TO DO: Tally the lines holding the string "JSON" and reply with that number alone.

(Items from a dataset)
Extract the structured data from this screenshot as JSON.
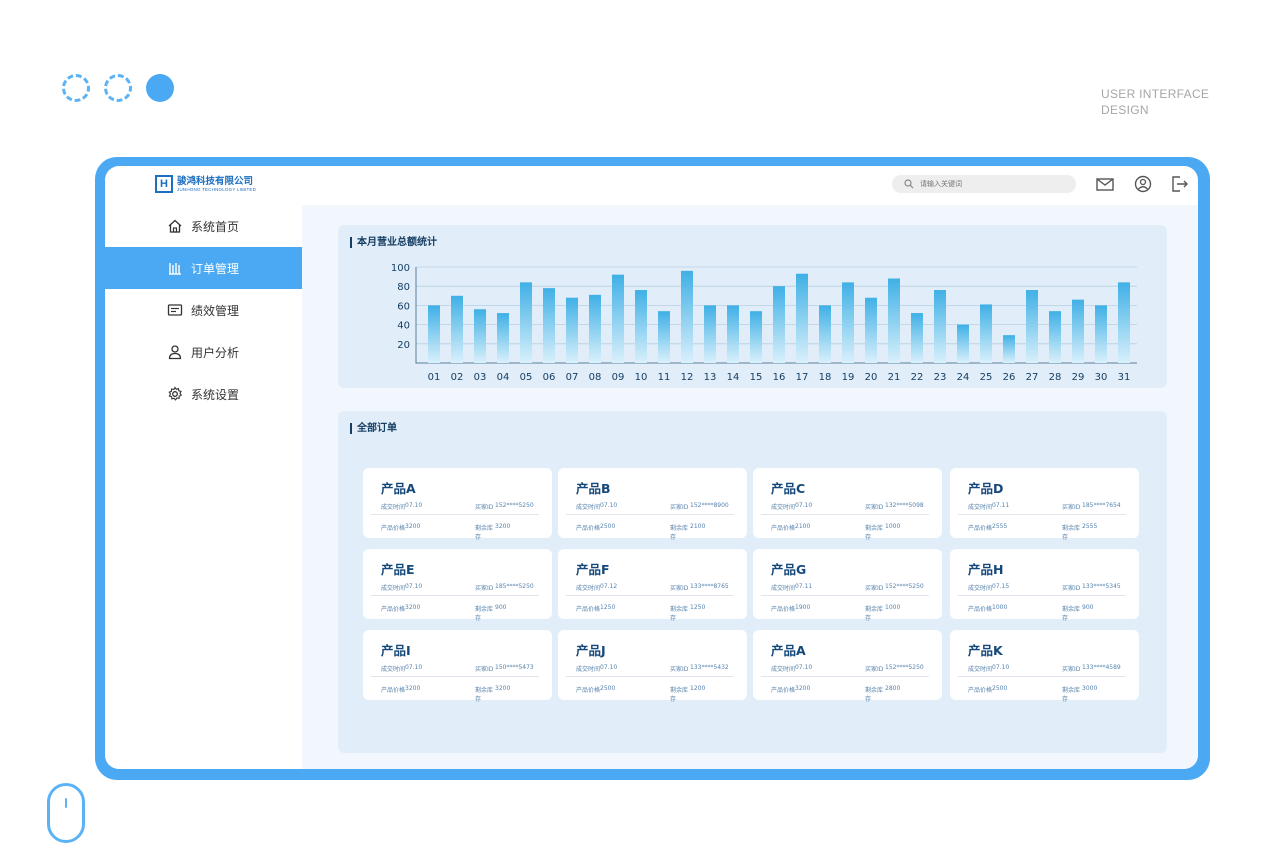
{
  "caption": {
    "line1": "USER INTERFACE",
    "line2": "DESIGN"
  },
  "header": {
    "logo_cn": "骏鸿科技有限公司",
    "logo_en": "JUNHONG TECHNOLOGY LIMITED",
    "search_placeholder": "请输入关键词",
    "icons": [
      "mail-icon",
      "user-icon",
      "logout-icon"
    ]
  },
  "sidebar": {
    "items": [
      {
        "label": "系统首页",
        "icon": "home-icon",
        "active": false
      },
      {
        "label": "订单管理",
        "icon": "order-icon",
        "active": true
      },
      {
        "label": "绩效管理",
        "icon": "performance-icon",
        "active": false
      },
      {
        "label": "用户分析",
        "icon": "user-analysis-icon",
        "active": false
      },
      {
        "label": "系统设置",
        "icon": "settings-icon",
        "active": false
      }
    ]
  },
  "chart_section": {
    "title": "本月营业总额统计"
  },
  "chart_data": {
    "type": "bar",
    "categories": [
      "01",
      "02",
      "03",
      "04",
      "05",
      "06",
      "07",
      "08",
      "09",
      "10",
      "11",
      "12",
      "13",
      "14",
      "15",
      "16",
      "17",
      "18",
      "19",
      "20",
      "21",
      "22",
      "23",
      "24",
      "25",
      "26",
      "27",
      "28",
      "29",
      "30",
      "31"
    ],
    "values": [
      60,
      70,
      56,
      52,
      84,
      78,
      68,
      71,
      92,
      76,
      54,
      96,
      60,
      60,
      54,
      80,
      93,
      60,
      84,
      68,
      88,
      52,
      76,
      40,
      61,
      29,
      76,
      54,
      66,
      60,
      84
    ],
    "ylim": [
      0,
      100
    ],
    "yticks": [
      20,
      40,
      60,
      80,
      100
    ],
    "grid": true,
    "bar_color_top": "#3fb0e6",
    "bar_color_bottom": "#d9f0fb"
  },
  "orders_section": {
    "title": "全部订单"
  },
  "order_labels": {
    "time": "成交时间",
    "buyer": "买家ID",
    "price": "产品价格",
    "stock": "剩余库存"
  },
  "orders": [
    {
      "name": "产品A",
      "time": "07.10",
      "buyer": "152****5250",
      "price": "3200",
      "stock": "3200"
    },
    {
      "name": "产品B",
      "time": "07.10",
      "buyer": "152****8900",
      "price": "2500",
      "stock": "2100"
    },
    {
      "name": "产品C",
      "time": "07.10",
      "buyer": "132****5098",
      "price": "2100",
      "stock": "1000"
    },
    {
      "name": "产品D",
      "time": "07.11",
      "buyer": "185****7654",
      "price": "2555",
      "stock": "2555"
    },
    {
      "name": "产品E",
      "time": "07.10",
      "buyer": "185****5250",
      "price": "3200",
      "stock": "900"
    },
    {
      "name": "产品F",
      "time": "07.12",
      "buyer": "133****8765",
      "price": "1250",
      "stock": "1250"
    },
    {
      "name": "产品G",
      "time": "07.11",
      "buyer": "152****5250",
      "price": "1900",
      "stock": "1000"
    },
    {
      "name": "产品H",
      "time": "07.15",
      "buyer": "133****5345",
      "price": "1000",
      "stock": "900"
    },
    {
      "name": "产品I",
      "time": "07.10",
      "buyer": "150****5473",
      "price": "3200",
      "stock": "3200"
    },
    {
      "name": "产品J",
      "time": "07.10",
      "buyer": "133****5432",
      "price": "2500",
      "stock": "1200"
    },
    {
      "name": "产品A",
      "time": "07.10",
      "buyer": "152****5250",
      "price": "3200",
      "stock": "2800"
    },
    {
      "name": "产品K",
      "time": "07.10",
      "buyer": "133****4589",
      "price": "2500",
      "stock": "3000"
    }
  ],
  "colors": {
    "primary": "#4aa9f2",
    "title": "#163e63",
    "product": "#15487a"
  }
}
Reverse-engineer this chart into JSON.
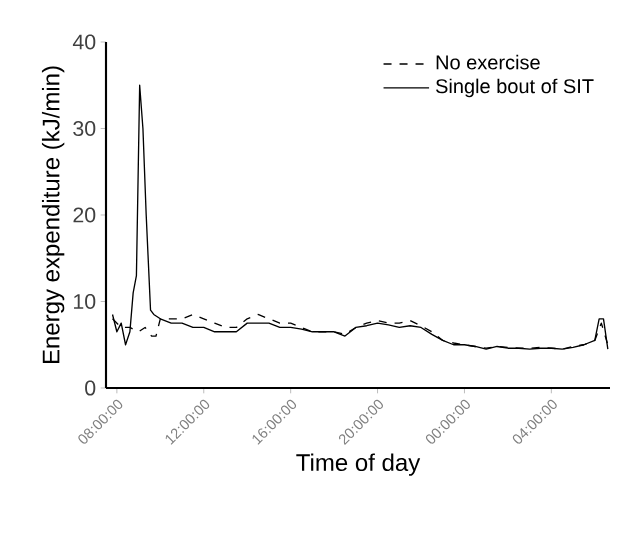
{
  "chart_data": {
    "type": "line",
    "xlabel": "Time of day",
    "ylabel": "Energy expenditure (kJ/min)",
    "xlim": [
      "--01-01T07:30",
      "--01-02T06:42"
    ],
    "ylim": [
      0,
      40
    ],
    "xticks": [
      {
        "value": "--01-01T08:00",
        "label": "08:00:00"
      },
      {
        "value": "--01-01T12:00",
        "label": "12:00:00"
      },
      {
        "value": "--01-01T16:00",
        "label": "16:00:00"
      },
      {
        "value": "--01-01T20:00",
        "label": "20:00:00"
      },
      {
        "value": "--01-02T00:00",
        "label": "00:00:00"
      },
      {
        "value": "--01-02T04:00",
        "label": "04:00:00"
      }
    ],
    "yticks": [
      0,
      10,
      20,
      30,
      40
    ],
    "grid": false,
    "legend": "top right",
    "marker": "none",
    "series": [
      {
        "name": "No exercise",
        "color": "#000000",
        "line_style": "dashed",
        "x": [
          "--01-01T07:48",
          "--01-01T08:12",
          "--01-01T08:36",
          "--01-01T09:00",
          "--01-01T09:18",
          "--01-01T09:36",
          "--01-01T09:48",
          "--01-01T10:00",
          "--01-01T10:30",
          "--01-01T11:00",
          "--01-01T11:30",
          "--01-01T12:00",
          "--01-01T12:30",
          "--01-01T13:00",
          "--01-01T13:30",
          "--01-01T14:00",
          "--01-01T14:30",
          "--01-01T15:00",
          "--01-01T15:30",
          "--01-01T16:00",
          "--01-01T16:30",
          "--01-01T17:00",
          "--01-01T17:30",
          "--01-01T18:00",
          "--01-01T18:30",
          "--01-01T19:00",
          "--01-01T19:30",
          "--01-01T20:00",
          "--01-01T20:30",
          "--01-01T21:00",
          "--01-01T21:30",
          "--01-01T22:00",
          "--01-01T22:30",
          "--01-01T23:00",
          "--01-01T23:30",
          "--01-02T00:00",
          "--01-02T00:30",
          "--01-02T01:00",
          "--01-02T01:30",
          "--01-02T02:00",
          "--01-02T02:30",
          "--01-02T03:00",
          "--01-02T03:30",
          "--01-02T04:00",
          "--01-02T04:30",
          "--01-02T05:00",
          "--01-02T05:30",
          "--01-02T06:00",
          "--01-02T06:18",
          "--01-02T06:36"
        ],
        "values": [
          8,
          7,
          7,
          6.5,
          7,
          6,
          6,
          8,
          8,
          8,
          8.5,
          8,
          7.5,
          7,
          7,
          8,
          8.5,
          8,
          7.5,
          7.5,
          7,
          6.5,
          6.5,
          6.5,
          6.2,
          7,
          7.5,
          7.8,
          7.5,
          7.5,
          7.8,
          7.2,
          6.5,
          5.5,
          5.2,
          5,
          4.8,
          4.6,
          4.8,
          4.7,
          4.6,
          4.6,
          4.7,
          4.6,
          4.5,
          4.8,
          5,
          5.5,
          7.5,
          5
        ]
      },
      {
        "name": "Single bout of SIT",
        "color": "#000000",
        "line_style": "solid",
        "x": [
          "--01-01T07:48",
          "--01-01T08:00",
          "--01-01T08:12",
          "--01-01T08:24",
          "--01-01T08:36",
          "--01-01T08:45",
          "--01-01T08:54",
          "--01-01T09:03",
          "--01-01T09:12",
          "--01-01T09:21",
          "--01-01T09:33",
          "--01-01T09:42",
          "--01-01T10:00",
          "--01-01T10:30",
          "--01-01T11:00",
          "--01-01T11:30",
          "--01-01T12:00",
          "--01-01T12:30",
          "--01-01T13:00",
          "--01-01T13:30",
          "--01-01T14:00",
          "--01-01T14:30",
          "--01-01T15:00",
          "--01-01T15:30",
          "--01-01T16:00",
          "--01-01T16:30",
          "--01-01T17:00",
          "--01-01T17:30",
          "--01-01T18:00",
          "--01-01T18:30",
          "--01-01T19:00",
          "--01-01T19:30",
          "--01-01T20:00",
          "--01-01T20:30",
          "--01-01T21:00",
          "--01-01T21:30",
          "--01-01T22:00",
          "--01-01T22:30",
          "--01-01T23:00",
          "--01-01T23:30",
          "--01-02T00:00",
          "--01-02T00:30",
          "--01-02T01:00",
          "--01-02T01:30",
          "--01-02T02:00",
          "--01-02T02:30",
          "--01-02T03:00",
          "--01-02T03:30",
          "--01-02T04:00",
          "--01-02T04:30",
          "--01-02T05:00",
          "--01-02T05:30",
          "--01-02T06:00",
          "--01-02T06:12",
          "--01-02T06:24",
          "--01-02T06:36"
        ],
        "values": [
          8.5,
          6.5,
          7.5,
          5,
          6.5,
          11,
          13,
          35,
          30,
          20,
          9,
          8.5,
          8,
          7.5,
          7.5,
          7,
          7,
          6.5,
          6.5,
          6.5,
          7.5,
          7.5,
          7.5,
          7,
          7,
          6.8,
          6.5,
          6.5,
          6.5,
          6,
          7,
          7.2,
          7.5,
          7.3,
          7,
          7.2,
          7,
          6.2,
          5.5,
          5,
          5,
          4.8,
          4.5,
          4.8,
          4.6,
          4.6,
          4.5,
          4.6,
          4.6,
          4.5,
          4.7,
          5,
          5.5,
          8,
          8,
          4.5
        ]
      }
    ]
  }
}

FULL ANSWER: 2